[Dataset entries]
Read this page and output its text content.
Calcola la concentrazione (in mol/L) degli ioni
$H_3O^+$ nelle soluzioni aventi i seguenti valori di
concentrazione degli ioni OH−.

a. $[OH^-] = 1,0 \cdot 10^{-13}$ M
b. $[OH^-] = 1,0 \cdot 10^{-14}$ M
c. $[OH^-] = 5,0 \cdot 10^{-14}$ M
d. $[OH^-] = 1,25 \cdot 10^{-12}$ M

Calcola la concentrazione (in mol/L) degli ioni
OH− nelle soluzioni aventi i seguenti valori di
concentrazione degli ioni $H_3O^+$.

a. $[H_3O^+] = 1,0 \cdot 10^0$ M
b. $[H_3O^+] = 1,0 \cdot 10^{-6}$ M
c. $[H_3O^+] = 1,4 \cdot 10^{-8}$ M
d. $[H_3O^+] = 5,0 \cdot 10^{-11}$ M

* [WHAT YOU ARE ASKED TO DO] Show all lines from the records above where the word "cdot" occurs.

* [COMPLETED EXERCISE]
a. $[OH^-] = 1,0 \cdot 10^{-13}$ M
b. $[OH^-] = 1,0 \cdot 10^{-14}$ M
c. $[OH^-] = 5,0 \cdot 10^{-14}$ M
d. $[OH^-] = 1,25 \cdot 10^{-12}$ M
a. $[H_3O^+] = 1,0 \cdot 10^0$ M
b. $[H_3O^+] = 1,0 \cdot 10^{-6}$ M
c. $[H_3O^+] = 1,4 \cdot 10^{-8}$ M
d. $[H_3O^+] = 5,0 \cdot 10^{-11}$ M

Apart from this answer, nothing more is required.